▶ [What this task involves]: Check every line below, and copy those that include "Loss".

━━━ Entries shown ━━━

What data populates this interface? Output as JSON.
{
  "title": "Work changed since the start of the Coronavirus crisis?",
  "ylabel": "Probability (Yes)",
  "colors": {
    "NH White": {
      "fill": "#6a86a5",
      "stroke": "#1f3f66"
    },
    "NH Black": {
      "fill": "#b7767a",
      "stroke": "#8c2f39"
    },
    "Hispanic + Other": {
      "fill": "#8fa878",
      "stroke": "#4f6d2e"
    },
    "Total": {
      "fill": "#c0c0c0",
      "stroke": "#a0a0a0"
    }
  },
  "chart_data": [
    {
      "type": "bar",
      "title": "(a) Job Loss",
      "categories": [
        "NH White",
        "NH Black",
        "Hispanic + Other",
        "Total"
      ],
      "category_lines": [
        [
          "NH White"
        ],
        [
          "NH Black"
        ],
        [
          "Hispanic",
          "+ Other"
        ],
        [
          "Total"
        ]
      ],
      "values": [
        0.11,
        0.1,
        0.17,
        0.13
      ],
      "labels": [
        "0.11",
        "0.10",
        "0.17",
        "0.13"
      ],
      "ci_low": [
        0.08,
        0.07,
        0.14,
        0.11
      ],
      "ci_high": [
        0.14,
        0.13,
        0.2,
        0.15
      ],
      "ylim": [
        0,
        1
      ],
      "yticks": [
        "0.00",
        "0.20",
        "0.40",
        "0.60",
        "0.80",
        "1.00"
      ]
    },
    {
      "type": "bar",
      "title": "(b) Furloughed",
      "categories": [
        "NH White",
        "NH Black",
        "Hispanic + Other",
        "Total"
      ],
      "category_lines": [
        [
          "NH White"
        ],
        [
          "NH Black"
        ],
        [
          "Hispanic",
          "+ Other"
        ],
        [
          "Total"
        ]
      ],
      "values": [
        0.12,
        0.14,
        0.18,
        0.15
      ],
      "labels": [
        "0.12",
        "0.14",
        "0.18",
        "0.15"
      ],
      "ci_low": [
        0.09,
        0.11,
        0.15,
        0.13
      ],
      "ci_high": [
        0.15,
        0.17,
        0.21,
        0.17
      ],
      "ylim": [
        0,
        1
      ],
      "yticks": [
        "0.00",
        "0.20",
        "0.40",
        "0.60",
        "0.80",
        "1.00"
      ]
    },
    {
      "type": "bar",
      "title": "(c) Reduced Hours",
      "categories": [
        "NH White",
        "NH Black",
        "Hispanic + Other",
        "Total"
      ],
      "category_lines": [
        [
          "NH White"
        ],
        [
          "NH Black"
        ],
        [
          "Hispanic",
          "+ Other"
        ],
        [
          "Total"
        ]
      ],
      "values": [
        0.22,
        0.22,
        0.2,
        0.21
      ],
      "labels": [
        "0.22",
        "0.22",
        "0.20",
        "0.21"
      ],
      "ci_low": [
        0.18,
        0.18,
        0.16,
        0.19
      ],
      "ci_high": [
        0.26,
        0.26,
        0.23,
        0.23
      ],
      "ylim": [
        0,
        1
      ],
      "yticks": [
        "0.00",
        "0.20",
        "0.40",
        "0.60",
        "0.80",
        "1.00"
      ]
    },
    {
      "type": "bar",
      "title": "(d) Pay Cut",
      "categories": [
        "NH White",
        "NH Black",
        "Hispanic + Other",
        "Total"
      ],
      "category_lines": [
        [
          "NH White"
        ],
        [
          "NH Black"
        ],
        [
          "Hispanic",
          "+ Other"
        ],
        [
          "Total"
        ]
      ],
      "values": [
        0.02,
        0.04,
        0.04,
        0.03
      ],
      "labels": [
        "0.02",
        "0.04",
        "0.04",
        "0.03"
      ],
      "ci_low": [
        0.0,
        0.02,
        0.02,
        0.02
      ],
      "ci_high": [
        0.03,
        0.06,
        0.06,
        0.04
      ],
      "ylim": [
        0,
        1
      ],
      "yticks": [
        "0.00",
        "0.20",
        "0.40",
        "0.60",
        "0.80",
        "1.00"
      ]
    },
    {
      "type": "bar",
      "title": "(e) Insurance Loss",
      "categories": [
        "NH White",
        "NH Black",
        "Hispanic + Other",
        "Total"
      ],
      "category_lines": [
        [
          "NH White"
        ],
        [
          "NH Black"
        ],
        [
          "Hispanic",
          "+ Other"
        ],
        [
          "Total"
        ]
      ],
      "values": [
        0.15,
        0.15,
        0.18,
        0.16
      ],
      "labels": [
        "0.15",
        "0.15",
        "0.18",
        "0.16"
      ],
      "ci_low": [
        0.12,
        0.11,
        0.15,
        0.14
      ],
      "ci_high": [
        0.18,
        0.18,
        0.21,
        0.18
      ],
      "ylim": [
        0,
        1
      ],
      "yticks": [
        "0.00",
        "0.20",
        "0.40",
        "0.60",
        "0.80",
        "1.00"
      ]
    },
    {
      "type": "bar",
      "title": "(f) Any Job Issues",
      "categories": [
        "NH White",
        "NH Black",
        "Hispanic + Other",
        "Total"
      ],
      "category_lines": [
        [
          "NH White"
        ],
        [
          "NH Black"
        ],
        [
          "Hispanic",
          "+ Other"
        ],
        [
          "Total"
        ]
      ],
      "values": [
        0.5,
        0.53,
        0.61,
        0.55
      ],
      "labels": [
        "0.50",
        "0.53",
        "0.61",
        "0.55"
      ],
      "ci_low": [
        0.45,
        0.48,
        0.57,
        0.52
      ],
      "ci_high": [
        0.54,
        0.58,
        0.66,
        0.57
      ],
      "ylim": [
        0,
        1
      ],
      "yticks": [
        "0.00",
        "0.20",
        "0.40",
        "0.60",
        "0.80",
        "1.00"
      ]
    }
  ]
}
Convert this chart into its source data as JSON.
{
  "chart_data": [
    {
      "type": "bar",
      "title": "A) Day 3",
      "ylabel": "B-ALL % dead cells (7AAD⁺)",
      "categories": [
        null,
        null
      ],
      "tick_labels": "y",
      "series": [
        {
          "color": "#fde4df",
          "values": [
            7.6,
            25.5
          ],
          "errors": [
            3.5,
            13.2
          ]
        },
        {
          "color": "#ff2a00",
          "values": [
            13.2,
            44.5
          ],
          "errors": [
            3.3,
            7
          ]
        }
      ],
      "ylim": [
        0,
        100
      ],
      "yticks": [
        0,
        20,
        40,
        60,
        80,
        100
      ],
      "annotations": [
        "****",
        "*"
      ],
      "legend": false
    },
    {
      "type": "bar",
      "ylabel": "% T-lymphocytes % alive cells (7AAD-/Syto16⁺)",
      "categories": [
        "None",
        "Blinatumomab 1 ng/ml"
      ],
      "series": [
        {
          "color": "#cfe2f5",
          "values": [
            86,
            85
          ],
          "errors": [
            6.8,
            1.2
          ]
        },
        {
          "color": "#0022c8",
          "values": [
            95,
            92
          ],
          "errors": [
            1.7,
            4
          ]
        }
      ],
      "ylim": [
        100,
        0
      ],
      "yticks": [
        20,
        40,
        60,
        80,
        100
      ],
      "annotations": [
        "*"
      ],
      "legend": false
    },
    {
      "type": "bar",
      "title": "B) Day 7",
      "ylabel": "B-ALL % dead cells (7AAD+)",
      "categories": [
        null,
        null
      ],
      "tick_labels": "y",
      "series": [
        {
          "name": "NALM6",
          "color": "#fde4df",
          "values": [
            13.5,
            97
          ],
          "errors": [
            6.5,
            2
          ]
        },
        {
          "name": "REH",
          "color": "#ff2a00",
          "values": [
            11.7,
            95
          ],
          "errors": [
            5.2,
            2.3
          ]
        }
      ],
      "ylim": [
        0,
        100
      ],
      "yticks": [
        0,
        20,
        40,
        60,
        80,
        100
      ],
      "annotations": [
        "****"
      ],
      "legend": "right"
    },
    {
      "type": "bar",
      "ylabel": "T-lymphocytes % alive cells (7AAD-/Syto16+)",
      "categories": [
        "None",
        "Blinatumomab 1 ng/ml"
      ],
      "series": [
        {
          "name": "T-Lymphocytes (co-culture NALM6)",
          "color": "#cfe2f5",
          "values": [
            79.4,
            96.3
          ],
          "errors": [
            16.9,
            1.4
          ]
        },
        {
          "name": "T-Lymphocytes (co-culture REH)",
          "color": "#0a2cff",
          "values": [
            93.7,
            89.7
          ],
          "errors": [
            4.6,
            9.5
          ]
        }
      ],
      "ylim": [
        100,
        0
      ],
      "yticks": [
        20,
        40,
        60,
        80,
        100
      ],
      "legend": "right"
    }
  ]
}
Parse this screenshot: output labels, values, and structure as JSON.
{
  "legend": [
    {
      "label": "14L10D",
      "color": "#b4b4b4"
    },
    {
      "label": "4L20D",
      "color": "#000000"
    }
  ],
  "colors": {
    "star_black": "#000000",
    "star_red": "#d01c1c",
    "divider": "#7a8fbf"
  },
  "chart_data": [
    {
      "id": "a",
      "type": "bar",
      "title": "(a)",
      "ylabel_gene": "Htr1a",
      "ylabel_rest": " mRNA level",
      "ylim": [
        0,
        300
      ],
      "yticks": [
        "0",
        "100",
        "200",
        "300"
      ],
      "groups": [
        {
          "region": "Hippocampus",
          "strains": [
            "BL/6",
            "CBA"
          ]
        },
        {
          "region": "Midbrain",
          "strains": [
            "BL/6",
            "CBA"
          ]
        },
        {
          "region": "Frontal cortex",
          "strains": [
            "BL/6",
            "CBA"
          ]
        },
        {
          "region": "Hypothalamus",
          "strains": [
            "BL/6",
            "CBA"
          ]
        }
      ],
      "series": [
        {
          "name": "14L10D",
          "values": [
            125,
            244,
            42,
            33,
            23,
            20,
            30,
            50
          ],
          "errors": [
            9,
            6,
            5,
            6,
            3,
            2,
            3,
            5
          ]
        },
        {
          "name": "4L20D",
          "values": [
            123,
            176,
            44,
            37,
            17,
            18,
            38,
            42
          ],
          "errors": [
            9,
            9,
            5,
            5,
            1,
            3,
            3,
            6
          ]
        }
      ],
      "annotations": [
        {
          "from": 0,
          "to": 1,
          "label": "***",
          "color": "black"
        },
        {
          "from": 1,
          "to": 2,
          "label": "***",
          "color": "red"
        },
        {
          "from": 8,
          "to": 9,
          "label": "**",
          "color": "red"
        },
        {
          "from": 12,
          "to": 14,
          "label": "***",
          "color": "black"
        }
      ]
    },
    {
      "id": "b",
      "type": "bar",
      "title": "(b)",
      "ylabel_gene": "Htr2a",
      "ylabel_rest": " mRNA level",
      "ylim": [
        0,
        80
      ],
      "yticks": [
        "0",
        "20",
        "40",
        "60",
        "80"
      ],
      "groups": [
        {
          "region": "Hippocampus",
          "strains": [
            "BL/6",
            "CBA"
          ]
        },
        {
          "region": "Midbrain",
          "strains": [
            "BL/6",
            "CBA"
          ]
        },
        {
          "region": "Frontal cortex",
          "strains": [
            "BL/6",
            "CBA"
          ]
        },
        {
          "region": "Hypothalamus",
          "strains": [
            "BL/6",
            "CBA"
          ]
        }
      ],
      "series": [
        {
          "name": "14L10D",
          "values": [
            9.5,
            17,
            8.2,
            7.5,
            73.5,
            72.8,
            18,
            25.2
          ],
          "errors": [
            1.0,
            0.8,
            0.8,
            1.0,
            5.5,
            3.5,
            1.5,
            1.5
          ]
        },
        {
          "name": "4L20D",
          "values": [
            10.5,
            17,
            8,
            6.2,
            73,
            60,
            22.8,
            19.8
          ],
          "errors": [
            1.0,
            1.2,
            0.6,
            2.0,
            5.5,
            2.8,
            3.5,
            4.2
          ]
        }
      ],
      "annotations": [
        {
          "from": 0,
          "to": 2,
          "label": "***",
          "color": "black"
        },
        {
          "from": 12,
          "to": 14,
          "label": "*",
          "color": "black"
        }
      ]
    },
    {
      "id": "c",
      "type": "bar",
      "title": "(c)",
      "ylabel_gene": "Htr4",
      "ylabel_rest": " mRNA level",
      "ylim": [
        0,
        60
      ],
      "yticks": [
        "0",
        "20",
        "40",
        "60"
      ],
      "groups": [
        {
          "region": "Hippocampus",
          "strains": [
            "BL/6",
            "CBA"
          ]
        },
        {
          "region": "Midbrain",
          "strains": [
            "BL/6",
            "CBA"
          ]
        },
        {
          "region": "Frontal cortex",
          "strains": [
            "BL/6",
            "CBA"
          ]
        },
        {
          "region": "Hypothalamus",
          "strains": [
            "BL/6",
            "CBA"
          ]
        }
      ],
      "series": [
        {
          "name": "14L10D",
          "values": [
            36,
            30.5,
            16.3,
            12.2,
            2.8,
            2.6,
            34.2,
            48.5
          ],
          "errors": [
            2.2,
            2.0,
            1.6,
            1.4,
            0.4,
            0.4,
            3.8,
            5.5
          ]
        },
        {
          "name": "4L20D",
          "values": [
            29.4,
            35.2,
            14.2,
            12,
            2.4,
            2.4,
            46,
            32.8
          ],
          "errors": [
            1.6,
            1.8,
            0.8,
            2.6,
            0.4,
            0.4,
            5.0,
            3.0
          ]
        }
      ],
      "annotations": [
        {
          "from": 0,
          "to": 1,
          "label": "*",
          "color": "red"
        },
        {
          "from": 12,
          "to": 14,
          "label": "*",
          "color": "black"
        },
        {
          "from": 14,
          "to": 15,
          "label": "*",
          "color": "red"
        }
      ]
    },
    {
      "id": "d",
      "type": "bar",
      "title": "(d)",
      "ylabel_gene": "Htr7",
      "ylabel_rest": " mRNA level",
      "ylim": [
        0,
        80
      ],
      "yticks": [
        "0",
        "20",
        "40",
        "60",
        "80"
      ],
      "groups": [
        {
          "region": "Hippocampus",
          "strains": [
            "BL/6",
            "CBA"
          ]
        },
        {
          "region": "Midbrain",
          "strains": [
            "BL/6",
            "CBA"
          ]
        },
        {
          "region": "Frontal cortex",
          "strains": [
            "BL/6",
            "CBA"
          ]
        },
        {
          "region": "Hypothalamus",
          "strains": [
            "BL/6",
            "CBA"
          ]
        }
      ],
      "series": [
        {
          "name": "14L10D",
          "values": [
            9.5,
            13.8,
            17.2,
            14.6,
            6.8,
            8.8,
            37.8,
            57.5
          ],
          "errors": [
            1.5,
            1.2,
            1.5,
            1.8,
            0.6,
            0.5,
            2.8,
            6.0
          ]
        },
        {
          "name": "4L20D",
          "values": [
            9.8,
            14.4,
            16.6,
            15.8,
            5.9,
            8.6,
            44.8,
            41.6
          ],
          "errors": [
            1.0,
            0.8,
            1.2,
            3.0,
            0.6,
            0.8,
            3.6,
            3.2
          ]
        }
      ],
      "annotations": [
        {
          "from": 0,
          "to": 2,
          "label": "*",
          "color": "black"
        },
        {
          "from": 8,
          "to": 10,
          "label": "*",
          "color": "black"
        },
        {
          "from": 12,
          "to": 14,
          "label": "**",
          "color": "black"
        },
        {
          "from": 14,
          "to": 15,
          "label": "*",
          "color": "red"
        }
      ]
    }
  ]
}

━━━

▶ [Solution for this exercise]:
      "title": "(a) Job Loss",
      "title": "(e) Insurance Loss",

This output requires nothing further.